:: LISTED RECORDS ::
########################################
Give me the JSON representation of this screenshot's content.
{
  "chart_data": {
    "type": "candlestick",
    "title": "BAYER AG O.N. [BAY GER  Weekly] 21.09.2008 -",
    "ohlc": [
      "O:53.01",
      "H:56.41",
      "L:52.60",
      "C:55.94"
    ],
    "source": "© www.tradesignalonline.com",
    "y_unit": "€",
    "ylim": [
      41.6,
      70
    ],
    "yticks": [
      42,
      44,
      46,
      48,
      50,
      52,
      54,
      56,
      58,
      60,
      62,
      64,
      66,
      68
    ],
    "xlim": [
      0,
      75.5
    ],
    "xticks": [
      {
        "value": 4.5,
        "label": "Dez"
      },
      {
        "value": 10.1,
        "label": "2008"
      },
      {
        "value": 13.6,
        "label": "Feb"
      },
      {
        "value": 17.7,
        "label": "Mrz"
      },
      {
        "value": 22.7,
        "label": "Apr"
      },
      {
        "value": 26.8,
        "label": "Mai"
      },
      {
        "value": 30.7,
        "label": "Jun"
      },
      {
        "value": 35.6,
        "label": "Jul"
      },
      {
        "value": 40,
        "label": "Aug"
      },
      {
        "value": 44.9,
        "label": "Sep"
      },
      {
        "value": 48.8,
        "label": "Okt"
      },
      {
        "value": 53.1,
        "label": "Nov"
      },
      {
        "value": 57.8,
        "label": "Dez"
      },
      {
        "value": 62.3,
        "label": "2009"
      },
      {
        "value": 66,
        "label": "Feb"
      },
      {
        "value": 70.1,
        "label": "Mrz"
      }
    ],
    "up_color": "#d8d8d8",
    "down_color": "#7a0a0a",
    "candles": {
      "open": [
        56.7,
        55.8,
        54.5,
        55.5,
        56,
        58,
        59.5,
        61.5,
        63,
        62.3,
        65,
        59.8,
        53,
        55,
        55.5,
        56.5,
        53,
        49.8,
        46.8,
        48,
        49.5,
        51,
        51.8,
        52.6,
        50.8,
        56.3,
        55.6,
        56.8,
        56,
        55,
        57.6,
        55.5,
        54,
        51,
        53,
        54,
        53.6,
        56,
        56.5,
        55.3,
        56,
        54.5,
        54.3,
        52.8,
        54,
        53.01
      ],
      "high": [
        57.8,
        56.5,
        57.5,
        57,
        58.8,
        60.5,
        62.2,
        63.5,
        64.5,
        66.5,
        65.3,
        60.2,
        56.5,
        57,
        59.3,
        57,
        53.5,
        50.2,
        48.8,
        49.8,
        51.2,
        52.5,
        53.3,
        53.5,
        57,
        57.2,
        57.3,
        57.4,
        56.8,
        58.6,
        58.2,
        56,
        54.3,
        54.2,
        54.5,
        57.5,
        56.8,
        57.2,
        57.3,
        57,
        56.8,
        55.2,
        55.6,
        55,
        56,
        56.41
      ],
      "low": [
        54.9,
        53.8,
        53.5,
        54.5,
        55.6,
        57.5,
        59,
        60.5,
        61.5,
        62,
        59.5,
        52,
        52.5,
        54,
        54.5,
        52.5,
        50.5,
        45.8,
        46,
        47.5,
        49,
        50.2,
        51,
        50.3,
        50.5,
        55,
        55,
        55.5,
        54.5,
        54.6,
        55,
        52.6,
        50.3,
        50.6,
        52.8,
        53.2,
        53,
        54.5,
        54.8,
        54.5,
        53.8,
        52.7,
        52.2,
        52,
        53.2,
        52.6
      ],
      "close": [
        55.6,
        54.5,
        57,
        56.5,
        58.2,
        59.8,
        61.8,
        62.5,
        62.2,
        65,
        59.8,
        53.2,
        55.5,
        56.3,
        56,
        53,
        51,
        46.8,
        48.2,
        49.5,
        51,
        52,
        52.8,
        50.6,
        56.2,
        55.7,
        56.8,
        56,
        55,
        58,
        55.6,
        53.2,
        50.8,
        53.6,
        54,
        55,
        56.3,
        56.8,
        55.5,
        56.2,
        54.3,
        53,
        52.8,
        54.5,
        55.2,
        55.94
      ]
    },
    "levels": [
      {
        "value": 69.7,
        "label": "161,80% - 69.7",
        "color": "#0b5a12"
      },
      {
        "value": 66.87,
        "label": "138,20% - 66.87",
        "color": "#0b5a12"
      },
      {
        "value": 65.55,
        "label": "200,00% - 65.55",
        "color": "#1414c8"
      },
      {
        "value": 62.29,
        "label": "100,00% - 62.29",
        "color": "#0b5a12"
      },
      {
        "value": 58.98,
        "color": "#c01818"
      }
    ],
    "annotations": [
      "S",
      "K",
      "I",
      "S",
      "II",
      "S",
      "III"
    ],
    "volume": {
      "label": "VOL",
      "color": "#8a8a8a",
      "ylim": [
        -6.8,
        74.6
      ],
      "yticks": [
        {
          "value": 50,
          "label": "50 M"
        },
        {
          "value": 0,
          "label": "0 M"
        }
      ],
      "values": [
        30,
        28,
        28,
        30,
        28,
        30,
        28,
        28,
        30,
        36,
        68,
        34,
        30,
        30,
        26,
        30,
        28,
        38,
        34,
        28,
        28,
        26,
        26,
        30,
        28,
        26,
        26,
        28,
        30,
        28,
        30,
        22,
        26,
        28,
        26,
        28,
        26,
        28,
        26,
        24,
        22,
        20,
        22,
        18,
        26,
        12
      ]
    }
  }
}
########################################
:: WHAT IS REQUIRED ::
All of the data needs to be reproduced exactly, with no line missing.

:: ANSWER TO THE PROBLEM ::
Give me the JSON representation of this screenshot's content.
{
  "chart_data": {
    "type": "candlestick",
    "title": "BAYER AG O.N. [BAY GER  Weekly] 21.09.2008 -",
    "ohlc": [
      "O:53.01",
      "H:56.41",
      "L:52.60",
      "C:55.94"
    ],
    "source": "© www.tradesignalonline.com",
    "y_unit": "€",
    "ylim": [
      41.6,
      70
    ],
    "yticks": [
      42,
      44,
      46,
      48,
      50,
      52,
      54,
      56,
      58,
      60,
      62,
      64,
      66,
      68
    ],
    "xlim": [
      0,
      75.5
    ],
    "xticks": [
      {
        "value": 4.5,
        "label": "Dez"
      },
      {
        "value": 10.1,
        "label": "2008"
      },
      {
        "value": 13.6,
        "label": "Feb"
      },
      {
        "value": 17.7,
        "label": "Mrz"
      },
      {
        "value": 22.7,
        "label": "Apr"
      },
      {
        "value": 26.8,
        "label": "Mai"
      },
      {
        "value": 30.7,
        "label": "Jun"
      },
      {
        "value": 35.6,
        "label": "Jul"
      },
      {
        "value": 40,
        "label": "Aug"
      },
      {
        "value": 44.9,
        "label": "Sep"
      },
      {
        "value": 48.8,
        "label": "Okt"
      },
      {
        "value": 53.1,
        "label": "Nov"
      },
      {
        "value": 57.8,
        "label": "Dez"
      },
      {
        "value": 62.3,
        "label": "2009"
      },
      {
        "value": 66,
        "label": "Feb"
      },
      {
        "value": 70.1,
        "label": "Mrz"
      }
    ],
    "up_color": "#d8d8d8",
    "down_color": "#7a0a0a",
    "candles": {
      "open": [
        56.7,
        55.8,
        54.5,
        55.5,
        56,
        58,
        59.5,
        61.5,
        63,
        62.3,
        65,
        59.8,
        53,
        55,
        55.5,
        56.5,
        53,
        49.8,
        46.8,
        48,
        49.5,
        51,
        51.8,
        52.6,
        50.8,
        56.3,
        55.6,
        56.8,
        56,
        55,
        57.6,
        55.5,
        54,
        51,
        53,
        54,
        53.6,
        56,
        56.5,
        55.3,
        56,
        54.5,
        54.3,
        52.8,
        54,
        53.01
      ],
      "high": [
        57.8,
        56.5,
        57.5,
        57,
        58.8,
        60.5,
        62.2,
        63.5,
        64.5,
        66.5,
        65.3,
        60.2,
        56.5,
        57,
        59.3,
        57,
        53.5,
        50.2,
        48.8,
        49.8,
        51.2,
        52.5,
        53.3,
        53.5,
        57,
        57.2,
        57.3,
        57.4,
        56.8,
        58.6,
        58.2,
        56,
        54.3,
        54.2,
        54.5,
        57.5,
        56.8,
        57.2,
        57.3,
        57,
        56.8,
        55.2,
        55.6,
        55,
        56,
        56.41
      ],
      "low": [
        54.9,
        53.8,
        53.5,
        54.5,
        55.6,
        57.5,
        59,
        60.5,
        61.5,
        62,
        59.5,
        52,
        52.5,
        54,
        54.5,
        52.5,
        50.5,
        45.8,
        46,
        47.5,
        49,
        50.2,
        51,
        50.3,
        50.5,
        55,
        55,
        55.5,
        54.5,
        54.6,
        55,
        52.6,
        50.3,
        50.6,
        52.8,
        53.2,
        53,
        54.5,
        54.8,
        54.5,
        53.8,
        52.7,
        52.2,
        52,
        53.2,
        52.6
      ],
      "close": [
        55.6,
        54.5,
        57,
        56.5,
        58.2,
        59.8,
        61.8,
        62.5,
        62.2,
        65,
        59.8,
        53.2,
        55.5,
        56.3,
        56,
        53,
        51,
        46.8,
        48.2,
        49.5,
        51,
        52,
        52.8,
        50.6,
        56.2,
        55.7,
        56.8,
        56,
        55,
        58,
        55.6,
        53.2,
        50.8,
        53.6,
        54,
        55,
        56.3,
        56.8,
        55.5,
        56.2,
        54.3,
        53,
        52.8,
        54.5,
        55.2,
        55.94
      ]
    },
    "levels": [
      {
        "value": 69.7,
        "label": "161,80% - 69.7",
        "color": "#0b5a12"
      },
      {
        "value": 66.87,
        "label": "138,20% - 66.87",
        "color": "#0b5a12"
      },
      {
        "value": 65.55,
        "label": "200,00% - 65.55",
        "color": "#1414c8"
      },
      {
        "value": 62.29,
        "label": "100,00% - 62.29",
        "color": "#0b5a12"
      },
      {
        "value": 58.98,
        "color": "#c01818"
      }
    ],
    "annotations": [
      "S",
      "K",
      "I",
      "S",
      "II",
      "S",
      "III"
    ],
    "volume": {
      "label": "VOL",
      "color": "#8a8a8a",
      "ylim": [
        -6.8,
        74.6
      ],
      "yticks": [
        {
          "value": 50,
          "label": "50 M"
        },
        {
          "value": 0,
          "label": "0 M"
        }
      ],
      "values": [
        30,
        28,
        28,
        30,
        28,
        30,
        28,
        28,
        30,
        36,
        68,
        34,
        30,
        30,
        26,
        30,
        28,
        38,
        34,
        28,
        28,
        26,
        26,
        30,
        28,
        26,
        26,
        28,
        30,
        28,
        30,
        22,
        26,
        28,
        26,
        28,
        26,
        28,
        26,
        24,
        22,
        20,
        22,
        18,
        26,
        12
      ]
    }
  }
}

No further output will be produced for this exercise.